**Passage for review:**
BERLIN (Reuters) - The head of Germany’s Social Democrats called on Sunday for more support for firms forced to cut output because of the coronavirus epidemic, ahead of a policy meeting with the other parties in Chancellor Angela Merkel’s government.
Concern is growing that the rapid spread of the virus could sever the supply chains and disrupt the trading links on which Europe’s largest economy relies.
Merkel’s conservatives and the centre-left Social Democrats sit down later on Sunday for a regular meeting, with the epidemic, the refugee crisis on the Greek-Turkish border and the slowing economy expected to be key themes.
In an interview with Deutschlandfunk public radio, Norbert Walter-Borjans said that rather than “sprinkling” stimulus spending, support should be targeted at affected sectors, including state support to prop up wages for those whose working hours have been cut.
“Companies with supply chains dependent on China, or events or transport companies - they could very quickly face liquidity problems,” he said. “We want the possibility of up to two years’ wage support.”
He declined to speculate on how much this would cost, though Finance Minister Olaf Scholz has previously said money is available for stimulus spending. Currently, workers on reduced hours can receive wage support for up to six months.
The coronavirus epidemic, which began in the Chinese province of Hubei, with which many German companies have manufacturing ties, has already had a dramatic impact in Germany. The flag carrier Lufthansa (LHAG.DE) has cut half its flights and the carmaker Daimler has said both sales and production are taking a hit.
Merkel’s Christian Democrats, in the midst of a succession battle that will determine who stands as the party’s candidate to succeed Merkel next year, are likely to be open to some form of extended wage support.
The parties may be further apart on what to do with refugees from Syria’s war stranded on the Turkish-Greek border.
Some in the Christian Democrats are sympathetic to calls for Germany to take children and the most vulnerable from Greek reception camps, but others are more focused on sealing the European Union’s frontiers.

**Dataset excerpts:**
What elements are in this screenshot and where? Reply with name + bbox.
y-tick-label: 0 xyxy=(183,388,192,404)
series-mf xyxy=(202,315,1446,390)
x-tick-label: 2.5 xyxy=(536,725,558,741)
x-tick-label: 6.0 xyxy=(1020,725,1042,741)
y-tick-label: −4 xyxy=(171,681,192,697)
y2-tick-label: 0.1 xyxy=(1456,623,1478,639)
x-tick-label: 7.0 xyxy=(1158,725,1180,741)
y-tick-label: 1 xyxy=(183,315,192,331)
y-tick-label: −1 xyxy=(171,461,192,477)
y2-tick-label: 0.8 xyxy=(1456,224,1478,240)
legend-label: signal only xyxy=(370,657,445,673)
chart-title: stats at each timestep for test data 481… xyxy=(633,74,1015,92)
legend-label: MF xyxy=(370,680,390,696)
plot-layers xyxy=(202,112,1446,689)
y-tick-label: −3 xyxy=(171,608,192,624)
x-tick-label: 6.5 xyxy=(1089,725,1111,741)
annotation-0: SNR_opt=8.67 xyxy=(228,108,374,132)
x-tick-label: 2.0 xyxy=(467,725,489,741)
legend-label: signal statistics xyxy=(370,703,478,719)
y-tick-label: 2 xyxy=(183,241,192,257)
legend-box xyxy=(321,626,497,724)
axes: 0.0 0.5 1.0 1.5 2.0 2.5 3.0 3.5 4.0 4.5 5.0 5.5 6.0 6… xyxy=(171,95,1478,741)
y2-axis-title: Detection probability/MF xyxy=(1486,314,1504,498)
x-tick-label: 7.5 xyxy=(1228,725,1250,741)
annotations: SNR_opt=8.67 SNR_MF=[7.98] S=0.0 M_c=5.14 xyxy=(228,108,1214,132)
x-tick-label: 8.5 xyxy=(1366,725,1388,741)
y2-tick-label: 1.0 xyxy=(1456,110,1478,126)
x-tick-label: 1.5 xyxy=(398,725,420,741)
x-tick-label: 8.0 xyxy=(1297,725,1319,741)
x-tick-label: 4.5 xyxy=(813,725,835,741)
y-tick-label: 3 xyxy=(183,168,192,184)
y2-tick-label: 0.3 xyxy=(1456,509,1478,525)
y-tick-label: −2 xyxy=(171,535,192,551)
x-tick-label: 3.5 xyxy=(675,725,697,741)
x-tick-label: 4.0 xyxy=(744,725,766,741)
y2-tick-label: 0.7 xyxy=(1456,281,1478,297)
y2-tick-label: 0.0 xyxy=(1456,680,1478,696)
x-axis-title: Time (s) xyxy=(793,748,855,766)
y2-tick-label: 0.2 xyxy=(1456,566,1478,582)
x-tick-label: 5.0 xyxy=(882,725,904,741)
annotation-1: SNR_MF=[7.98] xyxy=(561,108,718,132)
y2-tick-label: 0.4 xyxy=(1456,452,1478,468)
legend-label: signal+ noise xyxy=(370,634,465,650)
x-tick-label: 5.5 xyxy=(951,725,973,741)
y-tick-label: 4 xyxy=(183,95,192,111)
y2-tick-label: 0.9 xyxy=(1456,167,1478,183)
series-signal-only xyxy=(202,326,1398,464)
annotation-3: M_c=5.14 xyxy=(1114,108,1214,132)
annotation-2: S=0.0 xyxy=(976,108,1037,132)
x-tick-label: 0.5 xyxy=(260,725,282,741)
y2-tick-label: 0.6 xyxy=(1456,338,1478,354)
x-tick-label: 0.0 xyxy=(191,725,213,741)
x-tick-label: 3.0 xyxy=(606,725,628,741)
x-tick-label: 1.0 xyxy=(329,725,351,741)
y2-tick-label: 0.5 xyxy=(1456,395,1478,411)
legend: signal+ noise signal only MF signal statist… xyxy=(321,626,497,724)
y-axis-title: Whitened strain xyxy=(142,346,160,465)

**Check your understanding:**
a: Return the part of the news article from "Concern is growing" to "largest economy relies.", copied word for word.
b: Name every person mentioned by name in the news article.

**Solution set:**
a:
Concern is growing that the rapid spread of the virus could sever the supply chains and disrupt the trading links on which Europe’s largest economy relies.

b:
Angela Merkel
Norbert Walter-Borjans
Olaf Scholz